[Start Entries]

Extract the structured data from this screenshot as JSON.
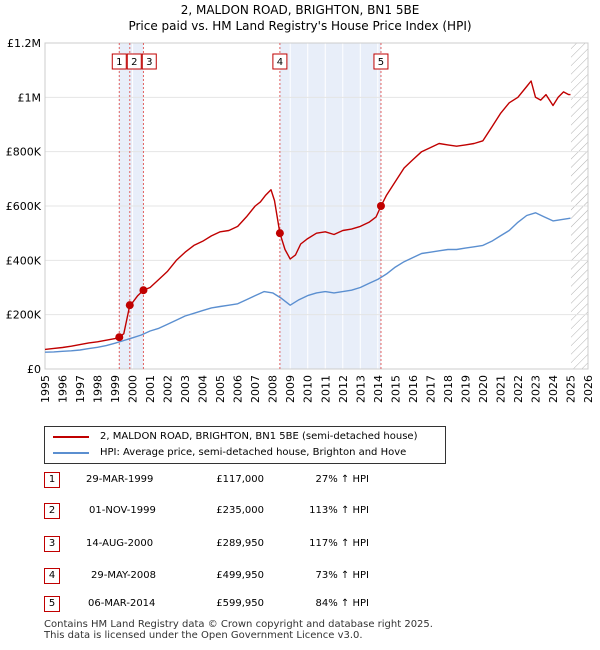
{
  "header": {
    "title_line1": "2, MALDON ROAD, BRIGHTON, BN1 5BE",
    "title_line2": "Price paid vs. HM Land Registry's House Price Index (HPI)"
  },
  "chart_data": {
    "type": "line",
    "title": "2, MALDON ROAD, BRIGHTON, BN1 5BE — Price paid vs. HM Land Registry's House Price Index (HPI)",
    "xlabel": "",
    "ylabel": "",
    "xlim": [
      1995,
      2026
    ],
    "ylim": [
      0,
      1200000
    ],
    "x_ticks": [
      1995,
      1996,
      1997,
      1998,
      1999,
      2000,
      2001,
      2002,
      2003,
      2004,
      2005,
      2006,
      2007,
      2008,
      2009,
      2010,
      2011,
      2012,
      2013,
      2014,
      2015,
      2016,
      2017,
      2018,
      2019,
      2020,
      2021,
      2022,
      2023,
      2024,
      2025,
      2026
    ],
    "y_ticks": [
      {
        "value": 0,
        "label": "£0"
      },
      {
        "value": 200000,
        "label": "£200K"
      },
      {
        "value": 400000,
        "label": "£400K"
      },
      {
        "value": 600000,
        "label": "£600K"
      },
      {
        "value": 800000,
        "label": "£800K"
      },
      {
        "value": 1000000,
        "label": "£1M"
      },
      {
        "value": 1200000,
        "label": "£1.2M"
      }
    ],
    "grid": true,
    "colors": {
      "property": "#c00000",
      "hpi": "#5b8fd0",
      "shade": "#e8eef9",
      "hatch": "#b0b0b0",
      "marker_line": "#e06060"
    },
    "shaded_ranges": [
      [
        1999.24,
        2000.62
      ],
      [
        2008.41,
        2014.18
      ]
    ],
    "future_from": 2025.0,
    "series": [
      {
        "name": "2, MALDON ROAD, BRIGHTON, BN1 5BE (semi-detached house)",
        "color": "#c00000",
        "x": [
          1995.0,
          1995.5,
          1996.0,
          1996.5,
          1997.0,
          1997.5,
          1998.0,
          1998.5,
          1999.0,
          1999.24,
          1999.5,
          1999.84,
          2000.0,
          2000.3,
          2000.62,
          2001.0,
          2001.5,
          2002.0,
          2002.5,
          2003.0,
          2003.5,
          2004.0,
          2004.5,
          2005.0,
          2005.5,
          2006.0,
          2006.5,
          2007.0,
          2007.3,
          2007.6,
          2007.9,
          2008.1,
          2008.41,
          2008.7,
          2009.0,
          2009.3,
          2009.6,
          2010.0,
          2010.5,
          2011.0,
          2011.5,
          2012.0,
          2012.5,
          2013.0,
          2013.5,
          2013.9,
          2014.18,
          2014.5,
          2015.0,
          2015.5,
          2016.0,
          2016.5,
          2017.0,
          2017.5,
          2018.0,
          2018.5,
          2019.0,
          2019.5,
          2020.0,
          2020.5,
          2021.0,
          2021.5,
          2022.0,
          2022.5,
          2022.75,
          2023.0,
          2023.3,
          2023.6,
          2024.0,
          2024.3,
          2024.6,
          2024.9,
          2025.0
        ],
        "values": [
          72000,
          76000,
          79000,
          84000,
          90000,
          96000,
          100000,
          106000,
          112000,
          117000,
          130000,
          235000,
          245000,
          270000,
          289950,
          300000,
          330000,
          360000,
          400000,
          430000,
          455000,
          470000,
          490000,
          505000,
          510000,
          525000,
          560000,
          600000,
          615000,
          640000,
          660000,
          620000,
          499950,
          440000,
          405000,
          420000,
          460000,
          480000,
          500000,
          505000,
          495000,
          510000,
          515000,
          525000,
          540000,
          560000,
          599950,
          640000,
          690000,
          740000,
          770000,
          800000,
          815000,
          830000,
          825000,
          820000,
          825000,
          830000,
          840000,
          890000,
          940000,
          980000,
          1000000,
          1040000,
          1060000,
          1000000,
          990000,
          1010000,
          970000,
          1000000,
          1020000,
          1010000,
          1010000
        ]
      },
      {
        "name": "HPI: Average price, semi-detached house, Brighton and Hove",
        "color": "#5b8fd0",
        "x": [
          1995.0,
          1995.5,
          1996.0,
          1996.5,
          1997.0,
          1997.5,
          1998.0,
          1998.5,
          1999.0,
          1999.5,
          2000.0,
          2000.5,
          2001.0,
          2001.5,
          2002.0,
          2002.5,
          2003.0,
          2003.5,
          2004.0,
          2004.5,
          2005.0,
          2005.5,
          2006.0,
          2006.5,
          2007.0,
          2007.5,
          2008.0,
          2008.5,
          2009.0,
          2009.5,
          2010.0,
          2010.5,
          2011.0,
          2011.5,
          2012.0,
          2012.5,
          2013.0,
          2013.5,
          2014.0,
          2014.5,
          2015.0,
          2015.5,
          2016.0,
          2016.5,
          2017.0,
          2017.5,
          2018.0,
          2018.5,
          2019.0,
          2019.5,
          2020.0,
          2020.5,
          2021.0,
          2021.5,
          2022.0,
          2022.5,
          2023.0,
          2023.5,
          2024.0,
          2024.5,
          2025.0
        ],
        "values": [
          62000,
          63000,
          65000,
          67000,
          70000,
          75000,
          80000,
          86000,
          95000,
          105000,
          115000,
          125000,
          140000,
          150000,
          165000,
          180000,
          195000,
          205000,
          215000,
          225000,
          230000,
          235000,
          240000,
          255000,
          270000,
          285000,
          280000,
          260000,
          235000,
          255000,
          270000,
          280000,
          285000,
          280000,
          285000,
          290000,
          300000,
          315000,
          330000,
          350000,
          375000,
          395000,
          410000,
          425000,
          430000,
          435000,
          440000,
          440000,
          445000,
          450000,
          455000,
          470000,
          490000,
          510000,
          540000,
          565000,
          575000,
          560000,
          545000,
          550000,
          555000
        ]
      }
    ],
    "transactions": [
      {
        "label": "1",
        "x": 1999.24,
        "value": 117000
      },
      {
        "label": "2",
        "x": 1999.84,
        "value": 235000
      },
      {
        "label": "3",
        "x": 2000.62,
        "value": 289950
      },
      {
        "label": "4",
        "x": 2008.41,
        "value": 499950
      },
      {
        "label": "5",
        "x": 2014.18,
        "value": 599950
      }
    ]
  },
  "legend": {
    "items": [
      {
        "label": "2, MALDON ROAD, BRIGHTON, BN1 5BE (semi-detached house)",
        "color": "#c00000"
      },
      {
        "label": "HPI: Average price, semi-detached house, Brighton and Hove",
        "color": "#5b8fd0"
      }
    ]
  },
  "transactions_table": [
    {
      "num": "1",
      "date": "29-MAR-1999",
      "price": "£117,000",
      "hpi": "27% ↑ HPI"
    },
    {
      "num": "2",
      "date": "01-NOV-1999",
      "price": "£235,000",
      "hpi": "113% ↑ HPI"
    },
    {
      "num": "3",
      "date": "14-AUG-2000",
      "price": "£289,950",
      "hpi": "117% ↑ HPI"
    },
    {
      "num": "4",
      "date": "29-MAY-2008",
      "price": "£499,950",
      "hpi": "73% ↑ HPI"
    },
    {
      "num": "5",
      "date": "06-MAR-2014",
      "price": "£599,950",
      "hpi": "84% ↑ HPI"
    }
  ],
  "footer": {
    "line1": "Contains HM Land Registry data © Crown copyright and database right 2025.",
    "line2": "This data is licensed under the Open Government Licence v3.0."
  }
}
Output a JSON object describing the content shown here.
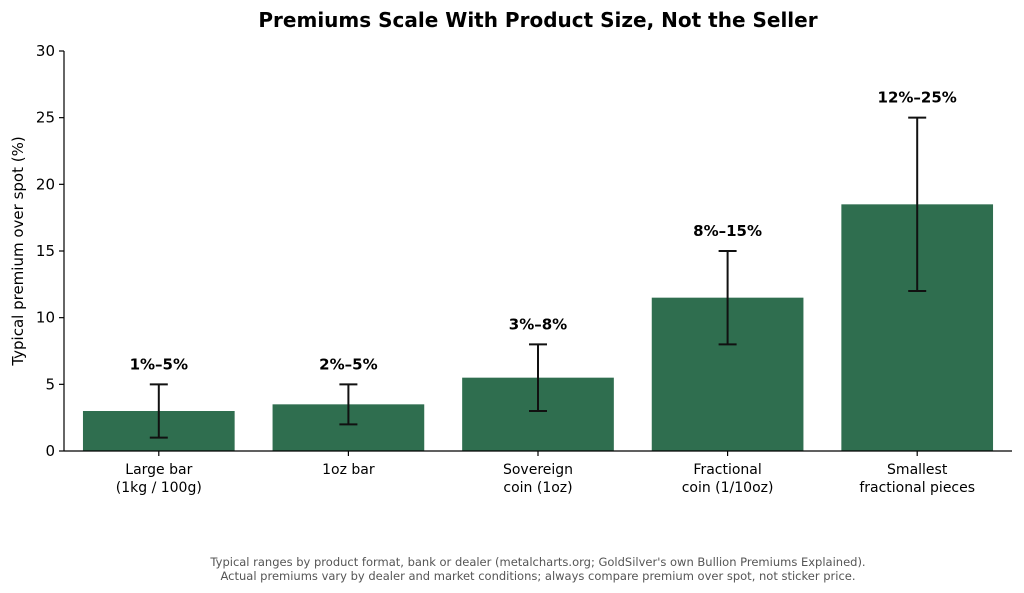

[End Entries]

» **What you will do**:
Verbatim reproduction of every record is required; images are left out.

» **Worked answer**:
Extract the structured data from this screenshot as JSON.
{
  "header": {
    "title_line1": "2, MALDON ROAD, BRIGHTON, BN1 5BE",
    "title_line2": "Price paid vs. HM Land Registry's House Price Index (HPI)"
  },
  "chart_data": {
    "type": "line",
    "title": "2, MALDON ROAD, BRIGHTON, BN1 5BE — Price paid vs. HM Land Registry's House Price Index (HPI)",
    "xlabel": "",
    "ylabel": "",
    "xlim": [
      1995,
      2026
    ],
    "ylim": [
      0,
      1200000
    ],
    "x_ticks": [
      1995,
      1996,
      1997,
      1998,
      1999,
      2000,
      2001,
      2002,
      2003,
      2004,
      2005,
      2006,
      2007,
      2008,
      2009,
      2010,
      2011,
      2012,
      2013,
      2014,
      2015,
      2016,
      2017,
      2018,
      2019,
      2020,
      2021,
      2022,
      2023,
      2024,
      2025,
      2026
    ],
    "y_ticks": [
      {
        "value": 0,
        "label": "£0"
      },
      {
        "value": 200000,
        "label": "£200K"
      },
      {
        "value": 400000,
        "label": "£400K"
      },
      {
        "value": 600000,
        "label": "£600K"
      },
      {
        "value": 800000,
        "label": "£800K"
      },
      {
        "value": 1000000,
        "label": "£1M"
      },
      {
        "value": 1200000,
        "label": "£1.2M"
      }
    ],
    "grid": true,
    "colors": {
      "property": "#c00000",
      "hpi": "#5b8fd0",
      "shade": "#e8eef9",
      "hatch": "#b0b0b0",
      "marker_line": "#e06060"
    },
    "shaded_ranges": [
      [
        1999.24,
        2000.62
      ],
      [
        2008.41,
        2014.18
      ]
    ],
    "future_from": 2025.0,
    "series": [
      {
        "name": "2, MALDON ROAD, BRIGHTON, BN1 5BE (semi-detached house)",
        "color": "#c00000",
        "x": [
          1995.0,
          1995.5,
          1996.0,
          1996.5,
          1997.0,
          1997.5,
          1998.0,
          1998.5,
          1999.0,
          1999.24,
          1999.5,
          1999.84,
          2000.0,
          2000.3,
          2000.62,
          2001.0,
          2001.5,
          2002.0,
          2002.5,
          2003.0,
          2003.5,
          2004.0,
          2004.5,
          2005.0,
          2005.5,
          2006.0,
          2006.5,
          2007.0,
          2007.3,
          2007.6,
          2007.9,
          2008.1,
          2008.41,
          2008.7,
          2009.0,
          2009.3,
          2009.6,
          2010.0,
          2010.5,
          2011.0,
          2011.5,
          2012.0,
          2012.5,
          2013.0,
          2013.5,
          2013.9,
          2014.18,
          2014.5,
          2015.0,
          2015.5,
          2016.0,
          2016.5,
          2017.0,
          2017.5,
          2018.0,
          2018.5,
          2019.0,
          2019.5,
          2020.0,
          2020.5,
          2021.0,
          2021.5,
          2022.0,
          2022.5,
          2022.75,
          2023.0,
          2023.3,
          2023.6,
          2024.0,
          2024.3,
          2024.6,
          2024.9,
          2025.0
        ],
        "values": [
          72000,
          76000,
          79000,
          84000,
          90000,
          96000,
          100000,
          106000,
          112000,
          117000,
          130000,
          235000,
          245000,
          270000,
          289950,
          300000,
          330000,
          360000,
          400000,
          430000,
          455000,
          470000,
          490000,
          505000,
          510000,
          525000,
          560000,
          600000,
          615000,
          640000,
          660000,
          620000,
          499950,
          440000,
          405000,
          420000,
          460000,
          480000,
          500000,
          505000,
          495000,
          510000,
          515000,
          525000,
          540000,
          560000,
          599950,
          640000,
          690000,
          740000,
          770000,
          800000,
          815000,
          830000,
          825000,
          820000,
          825000,
          830000,
          840000,
          890000,
          940000,
          980000,
          1000000,
          1040000,
          1060000,
          1000000,
          990000,
          1010000,
          970000,
          1000000,
          1020000,
          1010000,
          1010000
        ]
      },
      {
        "name": "HPI: Average price, semi-detached house, Brighton and Hove",
        "color": "#5b8fd0",
        "x": [
          1995.0,
          1995.5,
          1996.0,
          1996.5,
          1997.0,
          1997.5,
          1998.0,
          1998.5,
          1999.0,
          1999.5,
          2000.0,
          2000.5,
          2001.0,
          2001.5,
          2002.0,
          2002.5,
          2003.0,
          2003.5,
          2004.0,
          2004.5,
          2005.0,
          2005.5,
          2006.0,
          2006.5,
          2007.0,
          2007.5,
          2008.0,
          2008.5,
          2009.0,
          2009.5,
          2010.0,
          2010.5,
          2011.0,
          2011.5,
          2012.0,
          2012.5,
          2013.0,
          2013.5,
          2014.0,
          2014.5,
          2015.0,
          2015.5,
          2016.0,
          2016.5,
          2017.0,
          2017.5,
          2018.0,
          2018.5,
          2019.0,
          2019.5,
          2020.0,
          2020.5,
          2021.0,
          2021.5,
          2022.0,
          2022.5,
          2023.0,
          2023.5,
          2024.0,
          2024.5,
          2025.0
        ],
        "values": [
          62000,
          63000,
          65000,
          67000,
          70000,
          75000,
          80000,
          86000,
          95000,
          105000,
          115000,
          125000,
          140000,
          150000,
          165000,
          180000,
          195000,
          205000,
          215000,
          225000,
          230000,
          235000,
          240000,
          255000,
          270000,
          285000,
          280000,
          260000,
          235000,
          255000,
          270000,
          280000,
          285000,
          280000,
          285000,
          290000,
          300000,
          315000,
          330000,
          350000,
          375000,
          395000,
          410000,
          425000,
          430000,
          435000,
          440000,
          440000,
          445000,
          450000,
          455000,
          470000,
          490000,
          510000,
          540000,
          565000,
          575000,
          560000,
          545000,
          550000,
          555000
        ]
      }
    ],
    "transactions": [
      {
        "label": "1",
        "x": 1999.24,
        "value": 117000
      },
      {
        "label": "2",
        "x": 1999.84,
        "value": 235000
      },
      {
        "label": "3",
        "x": 2000.62,
        "value": 289950
      },
      {
        "label": "4",
        "x": 2008.41,
        "value": 499950
      },
      {
        "label": "5",
        "x": 2014.18,
        "value": 599950
      }
    ]
  },
  "legend": {
    "items": [
      {
        "label": "2, MALDON ROAD, BRIGHTON, BN1 5BE (semi-detached house)",
        "color": "#c00000"
      },
      {
        "label": "HPI: Average price, semi-detached house, Brighton and Hove",
        "color": "#5b8fd0"
      }
    ]
  },
  "transactions_table": [
    {
      "num": "1",
      "date": "29-MAR-1999",
      "price": "£117,000",
      "hpi": "27% ↑ HPI"
    },
    {
      "num": "2",
      "date": "01-NOV-1999",
      "price": "£235,000",
      "hpi": "113% ↑ HPI"
    },
    {
      "num": "3",
      "date": "14-AUG-2000",
      "price": "£289,950",
      "hpi": "117% ↑ HPI"
    },
    {
      "num": "4",
      "date": "29-MAY-2008",
      "price": "£499,950",
      "hpi": "73% ↑ HPI"
    },
    {
      "num": "5",
      "date": "06-MAR-2014",
      "price": "£599,950",
      "hpi": "84% ↑ HPI"
    }
  ],
  "footer": {
    "line1": "Contains HM Land Registry data © Crown copyright and database right 2025.",
    "line2": "This data is licensed under the Open Government Licence v3.0."
  }
}
Output a JSON object describing the content shown here.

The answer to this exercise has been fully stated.